Extend the piece about the Pittsburgh Pirates and PNC Park, starting with the sentence after its last one.

▶ [Text block]
==============================

Pittsburgh Hopes to Finally Get a Team Worthy of its Ballpark
Editor’s note: This piece was written and originally published prior to the Pirates getting off to the second-best start of the 30 Major League Baseball teams.
Sixteen.
That’s how many teams have won the World Series since PNC Park opened in 2001. Another five have gotten to the big autumn show and lost.
That’s 21 teams in 23 seasons. There never has been a time in baseball history with such flag-passing. It took almost three times as long, 66 years, from the Pirates’ loss to Boston in the first World Series in 1903, to the Miracle Mets’ win in 1969, for the 16th World Champ to be crowned.
As Pittsburghers can’t help but notice, the Pirates have played no part in this sudden horsehide egalitarianism. Not only are they among the nine October wallflowers of the 21st century, they’ve been waiting since 1979 to get back to the World Series. That’s a longer wait than anyone but the Seattle Mariners, who didn’t exist before 1977 and represent the only team never to be in the Series.
The Pirates’ failure is a betrayal of the central promise made — build it and we will compete — when taxpayers (largely against their will) sprang for much of the costs of building the prettiest ballpark in North America. The irony is that a strong case can be made that the shakier secondary promise, that this stadium would be an economic boost to Pittsburgh, seems to have come true.
The top six and eight of the top 10 attendance seasons in franchise history have come in PNC Park. And this happened despite having only four winning years in those environs (also just four in the past 31 seasons, kids, if you’re scoring at home).
Pirates fans aren’t delusional. They just like baseball and they come out in greater numbers when the team is good. Average seasonal attendance topped the entire population of the seven-county metro area during the wild card stretch from 2013 to 2015. But every season’s attendance is also augmented by hundreds of thousands of baseball tourists.
A 2018 zip code study by the Sports & Exhibition Authority showed that more than a third of PNC Park’s nearly 2 million attendees in 2017 came from outside Pennsylvania. Six of 10 were from outside Allegheny County.
A slice of those visitors were Pirates fans from Ohio, West Virginia or the great Pittsburgh diaspora. But most were arriving to root for the visitors, as any glance around the ballpark for jerseys would show during a Phillies, Mets or Cubs game. PNC Park is on a lot of baseball fans’ bucket lists, not least because the tickets are far cheaper than their favorite teams’ extortionary prices.
Those clamoring hordes stay in the hotels and eat in the restaurants that have replaced the empty asphalt sea that surrounded Three Rivers Stadium for three decades. The Pirates not only bring in more visitors than the Penguins and Steelers combined, they bring in more than the convention center.
So, does that mean the Pirates can afford to put an inferior product on the field forever, knowing the bills will be paid by baseball tourists? It could. There certainly is no reason to ever move this team. Owner Bob Nutting has a can’t-lose business model. He’s part of a cartel that offers only 30 places to see a big-league ballgame, and Pittsburgh is within 250 miles of about 42 million Americans. That’s among the reasons this team, bought for $90 million in 1996 by a consortium including the Nutting family, is now worth $1.3 billion, according to Forbes magazine.

==============================

▶ [Dataset]

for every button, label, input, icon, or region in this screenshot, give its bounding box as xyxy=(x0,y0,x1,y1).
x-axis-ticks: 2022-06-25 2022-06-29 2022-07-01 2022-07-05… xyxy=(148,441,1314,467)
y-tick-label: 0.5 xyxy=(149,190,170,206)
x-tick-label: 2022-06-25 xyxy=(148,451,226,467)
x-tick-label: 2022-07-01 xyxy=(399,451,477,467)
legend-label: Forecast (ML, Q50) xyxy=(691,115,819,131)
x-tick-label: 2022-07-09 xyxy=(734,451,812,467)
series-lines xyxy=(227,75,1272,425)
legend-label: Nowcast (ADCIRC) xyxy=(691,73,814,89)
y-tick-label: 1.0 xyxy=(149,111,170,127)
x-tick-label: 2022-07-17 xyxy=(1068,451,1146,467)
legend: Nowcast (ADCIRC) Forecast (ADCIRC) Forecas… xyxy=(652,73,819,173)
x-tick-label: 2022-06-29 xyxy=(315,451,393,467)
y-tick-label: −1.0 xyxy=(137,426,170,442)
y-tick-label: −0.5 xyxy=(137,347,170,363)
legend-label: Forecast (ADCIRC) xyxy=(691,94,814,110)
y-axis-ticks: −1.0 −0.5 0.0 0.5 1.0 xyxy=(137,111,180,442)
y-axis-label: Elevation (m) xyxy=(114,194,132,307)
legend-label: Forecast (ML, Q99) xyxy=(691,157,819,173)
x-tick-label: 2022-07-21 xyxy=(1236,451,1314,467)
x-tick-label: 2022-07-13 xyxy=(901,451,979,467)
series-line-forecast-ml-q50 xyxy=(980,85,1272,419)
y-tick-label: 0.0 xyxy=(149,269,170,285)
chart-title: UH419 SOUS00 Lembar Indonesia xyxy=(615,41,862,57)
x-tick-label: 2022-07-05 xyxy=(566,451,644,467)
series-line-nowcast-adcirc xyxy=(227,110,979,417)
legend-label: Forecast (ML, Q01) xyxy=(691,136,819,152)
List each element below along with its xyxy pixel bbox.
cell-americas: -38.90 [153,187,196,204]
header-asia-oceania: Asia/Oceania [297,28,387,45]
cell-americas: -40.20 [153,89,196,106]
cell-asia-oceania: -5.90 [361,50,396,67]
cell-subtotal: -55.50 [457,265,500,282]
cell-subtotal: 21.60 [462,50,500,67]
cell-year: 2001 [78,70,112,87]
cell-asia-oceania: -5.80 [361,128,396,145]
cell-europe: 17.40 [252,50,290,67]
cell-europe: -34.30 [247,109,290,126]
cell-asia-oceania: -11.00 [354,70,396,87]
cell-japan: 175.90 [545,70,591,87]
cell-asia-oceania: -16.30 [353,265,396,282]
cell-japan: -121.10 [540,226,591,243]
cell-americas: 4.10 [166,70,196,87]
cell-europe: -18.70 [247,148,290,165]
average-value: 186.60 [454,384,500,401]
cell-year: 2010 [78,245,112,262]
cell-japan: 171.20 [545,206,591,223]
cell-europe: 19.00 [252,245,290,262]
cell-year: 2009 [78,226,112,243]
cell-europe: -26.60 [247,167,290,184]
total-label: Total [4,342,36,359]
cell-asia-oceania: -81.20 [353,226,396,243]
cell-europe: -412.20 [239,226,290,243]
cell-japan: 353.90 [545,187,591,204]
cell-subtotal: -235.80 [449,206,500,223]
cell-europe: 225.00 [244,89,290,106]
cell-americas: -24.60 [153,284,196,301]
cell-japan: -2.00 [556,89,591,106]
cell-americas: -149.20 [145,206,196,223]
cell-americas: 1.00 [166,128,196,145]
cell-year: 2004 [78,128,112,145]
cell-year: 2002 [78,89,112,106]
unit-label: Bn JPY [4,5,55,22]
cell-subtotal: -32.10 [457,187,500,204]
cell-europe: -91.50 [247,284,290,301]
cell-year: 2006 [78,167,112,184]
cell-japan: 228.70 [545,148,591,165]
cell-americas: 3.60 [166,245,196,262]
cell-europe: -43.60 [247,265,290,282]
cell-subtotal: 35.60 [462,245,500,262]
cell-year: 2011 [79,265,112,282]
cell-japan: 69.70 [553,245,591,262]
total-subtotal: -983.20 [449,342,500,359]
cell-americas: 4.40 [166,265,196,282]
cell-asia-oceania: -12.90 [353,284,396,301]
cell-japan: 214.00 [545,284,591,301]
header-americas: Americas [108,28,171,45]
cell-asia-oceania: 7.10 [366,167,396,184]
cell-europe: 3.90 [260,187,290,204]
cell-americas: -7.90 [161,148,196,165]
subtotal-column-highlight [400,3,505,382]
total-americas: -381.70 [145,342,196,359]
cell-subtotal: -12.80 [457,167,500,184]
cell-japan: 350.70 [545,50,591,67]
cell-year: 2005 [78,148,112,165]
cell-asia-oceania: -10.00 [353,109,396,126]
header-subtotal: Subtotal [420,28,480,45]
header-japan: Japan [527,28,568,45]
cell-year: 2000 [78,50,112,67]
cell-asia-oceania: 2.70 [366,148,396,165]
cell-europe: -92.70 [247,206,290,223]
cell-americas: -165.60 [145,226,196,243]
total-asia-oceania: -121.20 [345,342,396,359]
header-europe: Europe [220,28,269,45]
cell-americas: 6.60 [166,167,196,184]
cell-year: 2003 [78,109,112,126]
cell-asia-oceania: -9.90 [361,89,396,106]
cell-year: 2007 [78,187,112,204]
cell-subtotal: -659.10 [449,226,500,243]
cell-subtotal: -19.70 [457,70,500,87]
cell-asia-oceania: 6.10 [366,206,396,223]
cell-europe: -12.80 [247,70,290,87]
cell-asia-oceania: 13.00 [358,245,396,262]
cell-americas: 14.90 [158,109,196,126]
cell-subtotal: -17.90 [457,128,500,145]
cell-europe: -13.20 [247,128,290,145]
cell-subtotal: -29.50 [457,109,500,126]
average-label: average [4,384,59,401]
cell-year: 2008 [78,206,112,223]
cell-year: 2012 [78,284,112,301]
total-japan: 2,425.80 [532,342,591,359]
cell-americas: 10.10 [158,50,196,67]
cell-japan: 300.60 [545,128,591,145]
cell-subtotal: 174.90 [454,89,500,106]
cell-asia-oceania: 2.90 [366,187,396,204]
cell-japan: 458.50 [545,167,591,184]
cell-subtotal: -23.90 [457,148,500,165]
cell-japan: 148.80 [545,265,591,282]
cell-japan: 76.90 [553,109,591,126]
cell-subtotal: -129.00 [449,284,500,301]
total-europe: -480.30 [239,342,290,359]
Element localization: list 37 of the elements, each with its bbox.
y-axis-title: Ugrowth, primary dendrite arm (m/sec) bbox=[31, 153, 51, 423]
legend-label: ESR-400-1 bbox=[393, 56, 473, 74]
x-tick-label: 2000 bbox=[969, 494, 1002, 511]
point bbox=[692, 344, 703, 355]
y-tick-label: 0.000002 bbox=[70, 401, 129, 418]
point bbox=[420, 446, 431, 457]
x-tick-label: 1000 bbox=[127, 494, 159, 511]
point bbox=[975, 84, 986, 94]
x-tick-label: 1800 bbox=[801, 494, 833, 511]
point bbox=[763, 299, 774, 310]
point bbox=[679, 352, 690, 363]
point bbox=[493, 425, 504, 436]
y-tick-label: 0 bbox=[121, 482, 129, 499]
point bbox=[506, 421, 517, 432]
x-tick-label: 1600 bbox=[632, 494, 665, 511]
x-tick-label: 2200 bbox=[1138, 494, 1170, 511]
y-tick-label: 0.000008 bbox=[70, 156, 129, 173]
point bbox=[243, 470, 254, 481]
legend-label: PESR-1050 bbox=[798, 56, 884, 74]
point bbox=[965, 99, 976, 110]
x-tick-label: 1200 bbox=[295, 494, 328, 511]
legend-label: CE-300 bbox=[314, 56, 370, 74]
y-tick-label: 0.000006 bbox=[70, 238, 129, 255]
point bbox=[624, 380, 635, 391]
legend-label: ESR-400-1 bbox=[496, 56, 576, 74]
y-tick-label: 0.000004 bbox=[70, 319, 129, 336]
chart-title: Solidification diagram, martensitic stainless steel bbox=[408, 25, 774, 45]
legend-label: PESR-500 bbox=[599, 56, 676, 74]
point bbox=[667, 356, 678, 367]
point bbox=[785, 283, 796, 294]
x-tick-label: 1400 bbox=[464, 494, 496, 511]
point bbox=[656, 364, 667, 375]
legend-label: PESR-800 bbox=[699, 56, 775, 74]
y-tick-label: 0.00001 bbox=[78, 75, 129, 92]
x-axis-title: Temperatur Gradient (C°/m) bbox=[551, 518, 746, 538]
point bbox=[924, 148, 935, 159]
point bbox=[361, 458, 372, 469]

==============================

▶ [Reply]
Mr. Nutting surely has noticed a couple of things in that time.
First, the Pirates share a division with three teams from comparable metro areas — the Cincinnati Reds, Milwaukee Brewers and St. Louis Cardinals — and the Chicago Cubs. The Cubbies share their city with another team, each of whom wins the World Series only every 100 years or so. It should be hard not to compete in the NL Central, yet the Pirates are the only team not to have won the divisional crown in the 30 seasons of its existence.
Meantime, the Tampa Bay Rays manage to top the Yankees, Red Sox and Toronto Blue Jays in the American League East, despite the Rays playing before sparse crowds in the worst stadium in baseball.
When the Pirates field even a decent team, locals come out. Attendance rose by 373,000, or about 30 percent, this past season, largely because the Pirates won 14 more games than they had the year before — and still lost 10 games more than they won.
That attendance surge likely amounts to more than $15 million in revenue. The Pirates’ paltry payroll has been covered by the revenue sharing the team receives from Major League Baseball, and the team is bound to have one of the lowest payrolls in baseball again this year.
But the organization has money to play with if it genuinely wants to fill a big need such as starting pitching. The Pirates signed free agent starting pitcher Martin Perez to an $8 million, one-year deal in December. Mr. Nutting also signed long-term contracts in each of the past two seasons with two of the Pirates’ best players, Ke’Bryan Hayes and Bryan Reynolds, so those are encouraging signs. Long-suffering Pirates fans (pardon the redundancy) will be waiting to see if the team makes the final moves to become a serious contender.
Both teams in the Series this past autumn, the Texas Rangers and the Arizona Diamondbacks, lost more than 100 games two years ago. The modern playoff system of wild cards and short series allowed these wild cards to get hot and kick aside teams that had fared better during the regular season.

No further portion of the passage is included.